* [Dataset excerpts]
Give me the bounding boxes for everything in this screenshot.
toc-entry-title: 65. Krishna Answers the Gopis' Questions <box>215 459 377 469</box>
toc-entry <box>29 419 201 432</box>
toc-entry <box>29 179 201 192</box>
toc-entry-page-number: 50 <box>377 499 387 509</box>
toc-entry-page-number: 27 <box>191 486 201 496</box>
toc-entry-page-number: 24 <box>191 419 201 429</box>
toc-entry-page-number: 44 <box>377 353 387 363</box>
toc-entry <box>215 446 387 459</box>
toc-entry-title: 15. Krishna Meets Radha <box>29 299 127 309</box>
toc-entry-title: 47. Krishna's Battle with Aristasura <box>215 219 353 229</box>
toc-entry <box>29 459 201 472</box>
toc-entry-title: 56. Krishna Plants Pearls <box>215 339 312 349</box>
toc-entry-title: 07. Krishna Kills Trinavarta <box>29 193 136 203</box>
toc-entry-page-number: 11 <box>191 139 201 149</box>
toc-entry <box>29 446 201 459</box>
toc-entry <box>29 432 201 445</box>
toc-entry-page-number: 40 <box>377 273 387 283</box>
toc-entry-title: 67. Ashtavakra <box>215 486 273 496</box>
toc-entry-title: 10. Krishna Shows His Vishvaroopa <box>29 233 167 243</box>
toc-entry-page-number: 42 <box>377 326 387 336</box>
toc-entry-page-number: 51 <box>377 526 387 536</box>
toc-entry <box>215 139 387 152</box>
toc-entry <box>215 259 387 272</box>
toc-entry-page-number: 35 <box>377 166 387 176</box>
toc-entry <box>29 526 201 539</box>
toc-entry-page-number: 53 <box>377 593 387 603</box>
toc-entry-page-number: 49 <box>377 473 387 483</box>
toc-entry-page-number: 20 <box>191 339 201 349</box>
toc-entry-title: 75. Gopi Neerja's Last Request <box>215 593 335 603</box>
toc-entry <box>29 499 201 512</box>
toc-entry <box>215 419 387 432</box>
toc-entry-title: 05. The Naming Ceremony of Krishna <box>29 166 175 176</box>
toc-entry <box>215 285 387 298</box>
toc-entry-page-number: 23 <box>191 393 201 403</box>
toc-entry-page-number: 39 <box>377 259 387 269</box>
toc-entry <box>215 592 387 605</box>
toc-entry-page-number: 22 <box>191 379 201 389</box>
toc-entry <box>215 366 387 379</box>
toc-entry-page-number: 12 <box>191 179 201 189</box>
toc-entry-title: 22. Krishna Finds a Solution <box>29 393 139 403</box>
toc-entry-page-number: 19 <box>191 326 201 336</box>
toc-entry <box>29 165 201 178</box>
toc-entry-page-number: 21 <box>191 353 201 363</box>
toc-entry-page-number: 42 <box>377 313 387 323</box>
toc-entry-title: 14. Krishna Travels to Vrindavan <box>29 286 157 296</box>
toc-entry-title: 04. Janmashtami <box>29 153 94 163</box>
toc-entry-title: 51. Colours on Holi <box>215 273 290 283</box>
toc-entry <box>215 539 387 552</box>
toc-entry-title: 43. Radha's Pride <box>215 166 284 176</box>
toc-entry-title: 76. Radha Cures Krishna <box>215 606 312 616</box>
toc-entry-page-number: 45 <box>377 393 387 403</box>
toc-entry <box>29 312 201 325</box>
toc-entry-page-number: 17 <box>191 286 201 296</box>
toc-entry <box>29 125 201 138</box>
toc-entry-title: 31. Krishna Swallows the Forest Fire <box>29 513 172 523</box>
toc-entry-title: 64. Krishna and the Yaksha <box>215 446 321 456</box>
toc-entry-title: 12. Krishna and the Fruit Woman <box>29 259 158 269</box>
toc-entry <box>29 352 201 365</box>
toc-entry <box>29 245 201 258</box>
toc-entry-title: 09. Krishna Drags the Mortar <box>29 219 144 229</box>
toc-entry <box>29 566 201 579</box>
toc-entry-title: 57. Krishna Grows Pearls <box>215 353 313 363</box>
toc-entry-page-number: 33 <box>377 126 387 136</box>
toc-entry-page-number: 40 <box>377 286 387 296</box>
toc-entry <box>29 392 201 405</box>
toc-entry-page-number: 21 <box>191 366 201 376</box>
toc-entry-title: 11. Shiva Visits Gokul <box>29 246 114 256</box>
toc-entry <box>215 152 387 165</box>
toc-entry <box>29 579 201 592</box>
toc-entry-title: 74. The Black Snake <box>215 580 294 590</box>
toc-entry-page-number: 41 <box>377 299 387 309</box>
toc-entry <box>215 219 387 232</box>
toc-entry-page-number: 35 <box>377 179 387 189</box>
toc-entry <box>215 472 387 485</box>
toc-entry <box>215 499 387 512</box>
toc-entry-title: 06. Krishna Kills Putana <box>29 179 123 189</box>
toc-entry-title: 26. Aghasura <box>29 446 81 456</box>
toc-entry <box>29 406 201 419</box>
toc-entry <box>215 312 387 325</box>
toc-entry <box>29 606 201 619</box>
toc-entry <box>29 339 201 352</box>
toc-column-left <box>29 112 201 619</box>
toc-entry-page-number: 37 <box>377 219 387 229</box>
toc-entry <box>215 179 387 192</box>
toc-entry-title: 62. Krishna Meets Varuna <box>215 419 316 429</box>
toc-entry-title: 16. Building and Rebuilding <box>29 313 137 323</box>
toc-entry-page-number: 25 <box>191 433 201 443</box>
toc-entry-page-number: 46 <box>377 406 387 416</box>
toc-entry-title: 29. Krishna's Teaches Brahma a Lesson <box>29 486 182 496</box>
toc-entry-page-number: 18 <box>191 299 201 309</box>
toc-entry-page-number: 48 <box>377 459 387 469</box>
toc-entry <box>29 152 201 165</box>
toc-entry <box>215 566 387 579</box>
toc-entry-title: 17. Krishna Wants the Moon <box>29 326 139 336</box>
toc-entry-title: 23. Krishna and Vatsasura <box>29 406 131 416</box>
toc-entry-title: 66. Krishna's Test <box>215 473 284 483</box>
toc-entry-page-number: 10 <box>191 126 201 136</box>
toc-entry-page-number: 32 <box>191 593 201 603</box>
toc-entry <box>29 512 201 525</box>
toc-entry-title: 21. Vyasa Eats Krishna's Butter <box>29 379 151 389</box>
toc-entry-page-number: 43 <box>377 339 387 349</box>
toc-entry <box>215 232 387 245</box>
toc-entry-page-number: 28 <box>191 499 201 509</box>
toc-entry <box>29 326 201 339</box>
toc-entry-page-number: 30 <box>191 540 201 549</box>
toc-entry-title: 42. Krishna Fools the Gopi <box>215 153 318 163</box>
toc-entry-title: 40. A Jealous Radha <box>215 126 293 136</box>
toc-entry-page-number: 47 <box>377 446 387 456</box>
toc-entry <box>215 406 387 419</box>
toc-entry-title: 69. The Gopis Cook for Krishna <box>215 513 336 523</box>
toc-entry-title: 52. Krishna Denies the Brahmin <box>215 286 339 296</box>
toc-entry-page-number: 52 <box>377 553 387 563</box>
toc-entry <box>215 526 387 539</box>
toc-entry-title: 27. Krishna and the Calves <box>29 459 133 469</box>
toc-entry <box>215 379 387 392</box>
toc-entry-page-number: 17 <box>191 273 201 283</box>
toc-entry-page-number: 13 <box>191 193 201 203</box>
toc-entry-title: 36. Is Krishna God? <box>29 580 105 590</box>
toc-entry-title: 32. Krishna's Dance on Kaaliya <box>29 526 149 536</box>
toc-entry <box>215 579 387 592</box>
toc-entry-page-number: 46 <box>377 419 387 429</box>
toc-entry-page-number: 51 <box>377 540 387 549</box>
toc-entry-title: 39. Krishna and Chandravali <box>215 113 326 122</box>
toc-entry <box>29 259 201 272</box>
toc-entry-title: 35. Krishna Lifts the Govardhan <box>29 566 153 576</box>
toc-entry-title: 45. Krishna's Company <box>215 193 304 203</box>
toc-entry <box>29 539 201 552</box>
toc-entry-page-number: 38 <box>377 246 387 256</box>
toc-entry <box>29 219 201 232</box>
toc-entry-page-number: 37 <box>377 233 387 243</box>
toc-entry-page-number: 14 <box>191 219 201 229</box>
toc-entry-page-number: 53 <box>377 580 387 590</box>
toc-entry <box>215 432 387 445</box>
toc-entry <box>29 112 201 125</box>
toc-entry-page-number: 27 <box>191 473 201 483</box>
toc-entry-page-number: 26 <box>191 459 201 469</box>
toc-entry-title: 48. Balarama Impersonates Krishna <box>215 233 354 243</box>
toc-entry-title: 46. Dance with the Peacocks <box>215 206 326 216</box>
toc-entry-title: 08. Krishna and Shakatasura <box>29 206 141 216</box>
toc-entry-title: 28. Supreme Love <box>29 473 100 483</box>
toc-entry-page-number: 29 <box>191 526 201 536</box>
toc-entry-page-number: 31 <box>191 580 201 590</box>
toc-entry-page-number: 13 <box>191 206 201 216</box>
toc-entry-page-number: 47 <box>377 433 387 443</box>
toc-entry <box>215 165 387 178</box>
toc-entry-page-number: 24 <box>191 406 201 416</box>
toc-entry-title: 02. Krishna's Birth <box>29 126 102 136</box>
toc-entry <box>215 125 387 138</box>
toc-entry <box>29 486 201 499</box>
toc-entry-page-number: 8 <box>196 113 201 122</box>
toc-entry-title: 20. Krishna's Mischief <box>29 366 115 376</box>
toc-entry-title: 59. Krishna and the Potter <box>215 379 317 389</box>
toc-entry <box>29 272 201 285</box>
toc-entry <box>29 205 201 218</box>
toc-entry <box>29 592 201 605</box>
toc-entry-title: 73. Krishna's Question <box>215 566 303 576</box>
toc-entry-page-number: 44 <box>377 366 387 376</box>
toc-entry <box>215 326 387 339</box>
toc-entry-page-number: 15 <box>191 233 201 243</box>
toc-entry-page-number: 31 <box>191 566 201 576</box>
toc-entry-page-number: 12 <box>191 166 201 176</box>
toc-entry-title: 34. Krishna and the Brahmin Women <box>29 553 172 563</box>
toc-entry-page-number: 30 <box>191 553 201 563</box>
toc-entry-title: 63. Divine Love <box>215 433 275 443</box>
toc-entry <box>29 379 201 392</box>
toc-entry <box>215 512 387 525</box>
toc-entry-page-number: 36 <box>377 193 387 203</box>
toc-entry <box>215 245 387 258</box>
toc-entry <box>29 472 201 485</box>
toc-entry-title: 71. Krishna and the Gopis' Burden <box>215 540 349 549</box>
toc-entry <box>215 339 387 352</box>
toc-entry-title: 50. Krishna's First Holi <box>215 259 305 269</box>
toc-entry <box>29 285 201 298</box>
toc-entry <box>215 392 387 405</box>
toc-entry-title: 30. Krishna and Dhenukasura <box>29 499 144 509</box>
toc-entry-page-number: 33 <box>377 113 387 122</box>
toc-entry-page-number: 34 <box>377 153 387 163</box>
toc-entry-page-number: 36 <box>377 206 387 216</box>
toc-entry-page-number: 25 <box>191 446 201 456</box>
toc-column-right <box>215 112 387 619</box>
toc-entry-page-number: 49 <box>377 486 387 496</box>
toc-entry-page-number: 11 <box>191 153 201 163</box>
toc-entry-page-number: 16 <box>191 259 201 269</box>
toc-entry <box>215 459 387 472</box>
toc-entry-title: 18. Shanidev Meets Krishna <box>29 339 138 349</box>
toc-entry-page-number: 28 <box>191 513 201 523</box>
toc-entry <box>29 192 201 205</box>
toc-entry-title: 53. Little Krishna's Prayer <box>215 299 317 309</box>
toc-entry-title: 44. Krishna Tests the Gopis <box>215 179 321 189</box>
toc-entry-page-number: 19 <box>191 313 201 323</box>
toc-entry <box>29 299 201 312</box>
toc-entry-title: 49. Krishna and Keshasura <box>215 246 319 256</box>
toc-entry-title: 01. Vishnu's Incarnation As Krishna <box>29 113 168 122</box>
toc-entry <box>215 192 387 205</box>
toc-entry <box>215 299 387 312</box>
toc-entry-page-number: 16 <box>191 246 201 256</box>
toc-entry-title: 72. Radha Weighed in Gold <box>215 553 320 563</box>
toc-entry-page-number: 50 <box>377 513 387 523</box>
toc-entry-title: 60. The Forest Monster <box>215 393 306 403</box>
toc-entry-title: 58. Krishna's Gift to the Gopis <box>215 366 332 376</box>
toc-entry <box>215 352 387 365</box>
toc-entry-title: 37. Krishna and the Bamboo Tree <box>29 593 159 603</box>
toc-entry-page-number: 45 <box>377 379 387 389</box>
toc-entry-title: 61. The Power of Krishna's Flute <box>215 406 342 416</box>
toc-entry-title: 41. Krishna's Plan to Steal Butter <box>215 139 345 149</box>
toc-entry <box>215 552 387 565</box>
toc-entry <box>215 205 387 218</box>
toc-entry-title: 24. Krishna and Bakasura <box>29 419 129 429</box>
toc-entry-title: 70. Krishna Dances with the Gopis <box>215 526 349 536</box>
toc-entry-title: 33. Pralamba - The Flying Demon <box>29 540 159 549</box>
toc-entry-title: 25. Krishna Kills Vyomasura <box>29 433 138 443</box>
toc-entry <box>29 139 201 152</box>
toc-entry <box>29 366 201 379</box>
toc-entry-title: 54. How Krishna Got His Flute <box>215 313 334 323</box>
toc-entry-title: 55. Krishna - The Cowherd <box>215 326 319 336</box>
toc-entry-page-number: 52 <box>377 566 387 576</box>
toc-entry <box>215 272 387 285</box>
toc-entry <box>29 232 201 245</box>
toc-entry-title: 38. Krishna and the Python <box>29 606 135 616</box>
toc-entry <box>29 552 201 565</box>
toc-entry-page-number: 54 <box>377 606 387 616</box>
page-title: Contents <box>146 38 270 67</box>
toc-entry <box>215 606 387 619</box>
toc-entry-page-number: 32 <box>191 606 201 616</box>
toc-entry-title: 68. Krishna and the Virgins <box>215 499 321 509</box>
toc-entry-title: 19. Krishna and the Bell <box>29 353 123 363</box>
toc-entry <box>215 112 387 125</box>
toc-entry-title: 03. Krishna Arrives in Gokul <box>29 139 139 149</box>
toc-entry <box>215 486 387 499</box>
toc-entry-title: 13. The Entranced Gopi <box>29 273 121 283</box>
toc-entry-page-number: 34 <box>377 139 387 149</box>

* [What you are asked to do] Print everything from the start of the listing down to the line containing "toc-entry <box>215 446 387 459</box>", including both of these lines, copying each line exactly.

* [Solution for this exercise]
Give me the bounding boxes for everything in this screenshot.
toc-entry-title: 65. Krishna Answers the Gopis' Questions <box>215 459 377 469</box>
toc-entry <box>29 419 201 432</box>
toc-entry <box>29 179 201 192</box>
toc-entry-page-number: 50 <box>377 499 387 509</box>
toc-entry-page-number: 27 <box>191 486 201 496</box>
toc-entry-page-number: 24 <box>191 419 201 429</box>
toc-entry-page-number: 44 <box>377 353 387 363</box>
toc-entry <box>215 446 387 459</box>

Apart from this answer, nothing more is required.